▶ [PROBLEM STATEMENT]
From the line containing "Parse this screenshot: output" down to the final line of the entries below, quote every line verbatim. Exclude pictures.

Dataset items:
⁂

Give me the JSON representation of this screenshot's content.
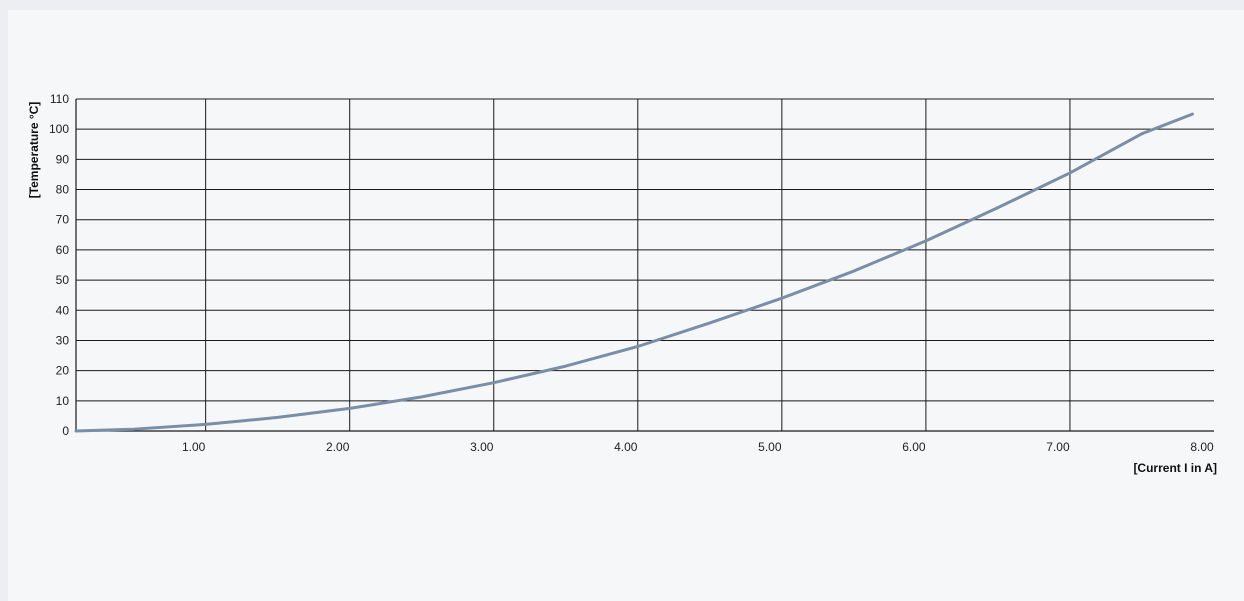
{
  "chart_data": {
    "type": "line",
    "xlabel": "[Current I in A]",
    "ylabel": "[Temperature °C]",
    "xlim": [
      0.1,
      8.0
    ],
    "ylim": [
      0,
      110
    ],
    "x_ticks": [
      "1.00",
      "2.00",
      "3.00",
      "4.00",
      "5.00",
      "6.00",
      "7.00",
      "8.00"
    ],
    "y_ticks": [
      "0",
      "10",
      "20",
      "30",
      "40",
      "50",
      "60",
      "70",
      "80",
      "90",
      "100",
      "110"
    ],
    "grid": true,
    "series": [
      {
        "color": "#7a8ea5",
        "x": [
          0.1,
          0.5,
          1.0,
          1.5,
          2.0,
          2.5,
          3.0,
          3.5,
          4.0,
          4.5,
          5.0,
          5.5,
          6.0,
          6.5,
          7.0,
          7.5,
          7.85
        ],
        "y": [
          0,
          0.6,
          2.2,
          4.5,
          7.5,
          11.3,
          16,
          21.5,
          28,
          35.8,
          44,
          53,
          63,
          74,
          85.5,
          98.5,
          105
        ]
      }
    ]
  }
}
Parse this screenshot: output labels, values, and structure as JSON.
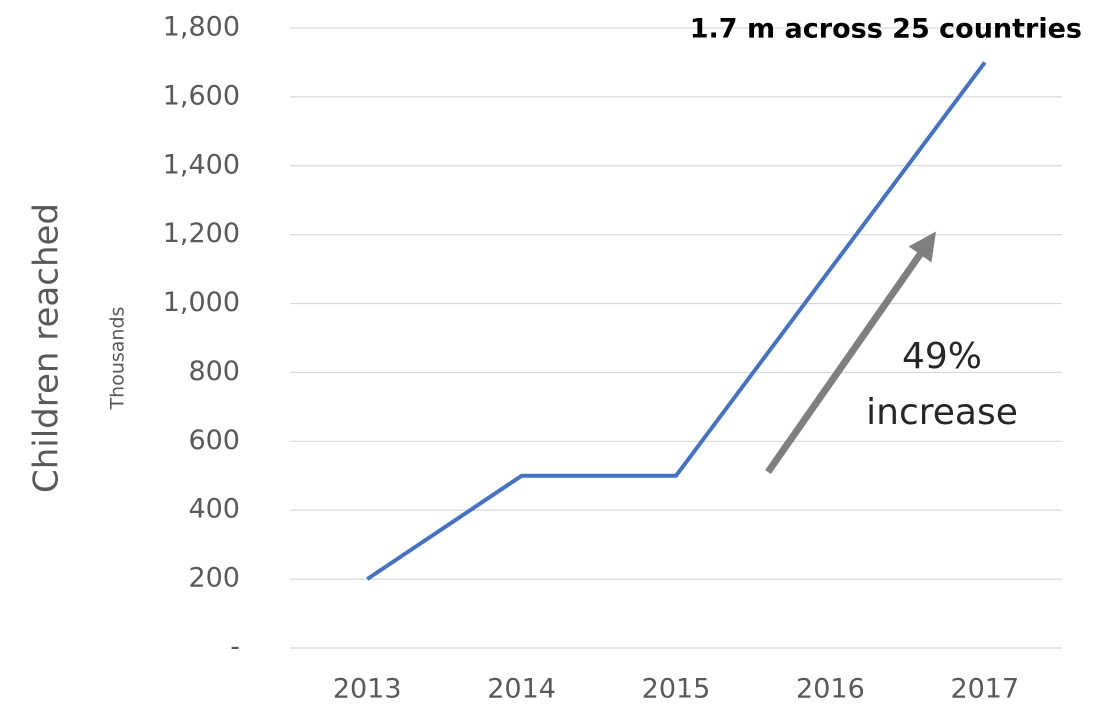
{
  "chart_data": {
    "type": "line",
    "title": "1.7 m across 25 countries",
    "y_label": "Children reached",
    "y_units": "Thousands",
    "annotation": [
      "49%",
      "increase"
    ],
    "categories": [
      "2013",
      "2014",
      "2015",
      "2016",
      "2017"
    ],
    "series": [
      {
        "name": "Children reached",
        "color": "#4472c4",
        "values": [
          200,
          500,
          500,
          1100,
          1700
        ]
      }
    ],
    "ylim": [
      0,
      1800
    ],
    "yticks": [
      {
        "value": 0,
        "label": "-"
      },
      200,
      400,
      600,
      800,
      {
        "value": 1000,
        "label": "1,000"
      },
      {
        "value": 1200,
        "label": "1,200"
      },
      {
        "value": 1400,
        "label": "1,400"
      },
      {
        "value": 1600,
        "label": "1,600"
      },
      {
        "value": 1800,
        "label": "1,800"
      }
    ],
    "grid": true
  }
}
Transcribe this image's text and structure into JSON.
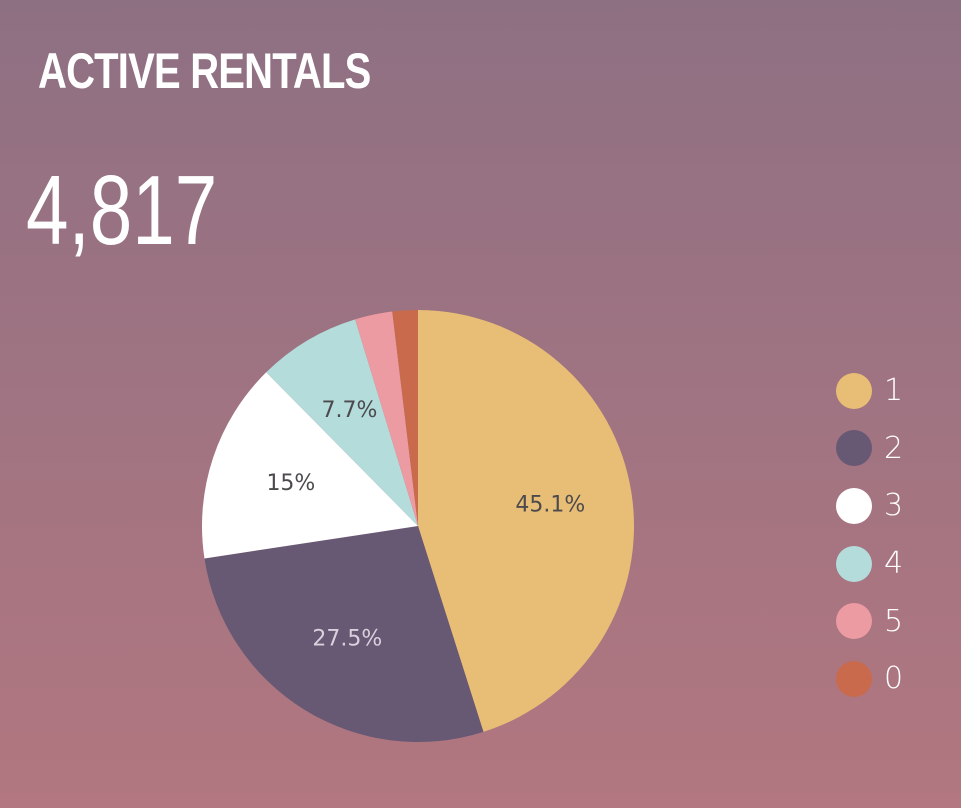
{
  "header": {
    "title": "ACTIVE RENTALS",
    "total": "4,817"
  },
  "chart_data": {
    "type": "pie",
    "categories": [
      "1",
      "2",
      "3",
      "4",
      "5",
      "0"
    ],
    "values": [
      45.1,
      27.5,
      15.0,
      7.7,
      2.8,
      1.9
    ],
    "labels": [
      "45.1%",
      "27.5%",
      "15%",
      "7.7%",
      "",
      ""
    ],
    "colors": [
      "#e8be76",
      "#675874",
      "#ffffff",
      "#b3dcdb",
      "#eb9ba1",
      "#c96a4c"
    ],
    "label_colors": [
      "#4d4a4e",
      "#d8d0dc",
      "#4d4a4e",
      "#4d4a4e",
      "#4d4a4e",
      "#4d4a4e"
    ],
    "legend_position": "right",
    "start": "top",
    "direction": "clockwise"
  }
}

⁂

▶ [THE RESPONSE]
Parse this screenshot: output labels, values, and structure as JSON.
{
  "chart_data": {
    "type": "line",
    "title": "1.7 m across 25 countries",
    "y_label": "Children reached",
    "y_units": "Thousands",
    "annotation": [
      "49%",
      "increase"
    ],
    "categories": [
      "2013",
      "2014",
      "2015",
      "2016",
      "2017"
    ],
    "series": [
      {
        "name": "Children reached",
        "color": "#4472c4",
        "values": [
          200,
          500,
          500,
          1100,
          1700
        ]
      }
    ],
    "ylim": [
      0,
      1800
    ],
    "yticks": [
      {
        "value": 0,
        "label": "-"
      },
      200,
      400,
      600,
      800,
      {
        "value": 1000,
        "label": "1,000"
      },
      {
        "value": 1200,
        "label": "1,200"
      },
      {
        "value": 1400,
        "label": "1,400"
      },
      {
        "value": 1600,
        "label": "1,600"
      },
      {
        "value": 1800,
        "label": "1,800"
      }
    ],
    "grid": true
  }
}
Transcribe this image's text and structure into JSON.
{
  "header": {
    "title": "ACTIVE RENTALS",
    "total": "4,817"
  },
  "chart_data": {
    "type": "pie",
    "categories": [
      "1",
      "2",
      "3",
      "4",
      "5",
      "0"
    ],
    "values": [
      45.1,
      27.5,
      15.0,
      7.7,
      2.8,
      1.9
    ],
    "labels": [
      "45.1%",
      "27.5%",
      "15%",
      "7.7%",
      "",
      ""
    ],
    "colors": [
      "#e8be76",
      "#675874",
      "#ffffff",
      "#b3dcdb",
      "#eb9ba1",
      "#c96a4c"
    ],
    "label_colors": [
      "#4d4a4e",
      "#d8d0dc",
      "#4d4a4e",
      "#4d4a4e",
      "#4d4a4e",
      "#4d4a4e"
    ],
    "legend_position": "right",
    "start": "top",
    "direction": "clockwise"
  }
}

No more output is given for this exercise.